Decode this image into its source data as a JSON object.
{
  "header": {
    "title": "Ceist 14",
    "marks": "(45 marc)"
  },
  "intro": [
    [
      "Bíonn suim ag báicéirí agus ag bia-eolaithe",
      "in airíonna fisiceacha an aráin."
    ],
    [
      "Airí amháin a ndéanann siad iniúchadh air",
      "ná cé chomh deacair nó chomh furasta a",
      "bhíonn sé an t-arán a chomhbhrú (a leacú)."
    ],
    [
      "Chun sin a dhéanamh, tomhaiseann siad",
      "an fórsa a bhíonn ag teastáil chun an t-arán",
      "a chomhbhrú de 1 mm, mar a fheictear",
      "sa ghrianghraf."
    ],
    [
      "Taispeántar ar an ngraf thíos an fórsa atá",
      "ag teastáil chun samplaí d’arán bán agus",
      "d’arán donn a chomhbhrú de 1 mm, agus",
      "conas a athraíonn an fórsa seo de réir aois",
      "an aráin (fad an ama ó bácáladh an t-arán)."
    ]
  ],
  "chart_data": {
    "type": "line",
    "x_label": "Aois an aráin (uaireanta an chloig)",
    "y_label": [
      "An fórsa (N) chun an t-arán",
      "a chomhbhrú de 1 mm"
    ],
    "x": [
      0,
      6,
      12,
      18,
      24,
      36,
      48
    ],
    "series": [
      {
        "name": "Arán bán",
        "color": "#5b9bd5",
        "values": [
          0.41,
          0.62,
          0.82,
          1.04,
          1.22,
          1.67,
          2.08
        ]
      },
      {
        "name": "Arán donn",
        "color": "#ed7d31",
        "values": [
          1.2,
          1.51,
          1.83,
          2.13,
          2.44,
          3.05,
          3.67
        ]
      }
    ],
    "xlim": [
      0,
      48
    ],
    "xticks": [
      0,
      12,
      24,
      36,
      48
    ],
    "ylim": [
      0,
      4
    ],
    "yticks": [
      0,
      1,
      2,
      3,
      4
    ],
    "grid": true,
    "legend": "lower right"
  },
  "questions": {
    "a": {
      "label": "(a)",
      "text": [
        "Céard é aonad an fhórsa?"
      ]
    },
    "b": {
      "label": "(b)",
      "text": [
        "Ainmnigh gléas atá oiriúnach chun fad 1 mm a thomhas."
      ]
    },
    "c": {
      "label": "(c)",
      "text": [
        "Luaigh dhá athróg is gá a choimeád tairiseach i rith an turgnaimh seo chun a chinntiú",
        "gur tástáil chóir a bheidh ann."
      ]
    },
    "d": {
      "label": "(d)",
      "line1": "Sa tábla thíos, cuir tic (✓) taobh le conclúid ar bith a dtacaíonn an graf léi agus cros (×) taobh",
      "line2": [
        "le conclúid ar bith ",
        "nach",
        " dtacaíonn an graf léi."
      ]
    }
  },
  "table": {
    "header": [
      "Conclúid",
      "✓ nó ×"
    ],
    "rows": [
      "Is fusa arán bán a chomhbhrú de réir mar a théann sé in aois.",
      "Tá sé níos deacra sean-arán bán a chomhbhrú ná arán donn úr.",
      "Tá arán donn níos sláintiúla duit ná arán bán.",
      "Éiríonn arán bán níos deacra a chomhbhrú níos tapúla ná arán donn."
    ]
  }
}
**********
• [Work instructions]: Go through the material and select each line with the string "níos" in it.

• [Response to this exercise]:
      "Tá sé níos deacra sean-arán bán a chomhbhrú ná arán donn úr.",
      "Tá arán donn níos sláintiúla duit ná arán bán.",
      "Éiríonn arán bán níos deacra a chomhbhrú níos tapúla ná arán donn."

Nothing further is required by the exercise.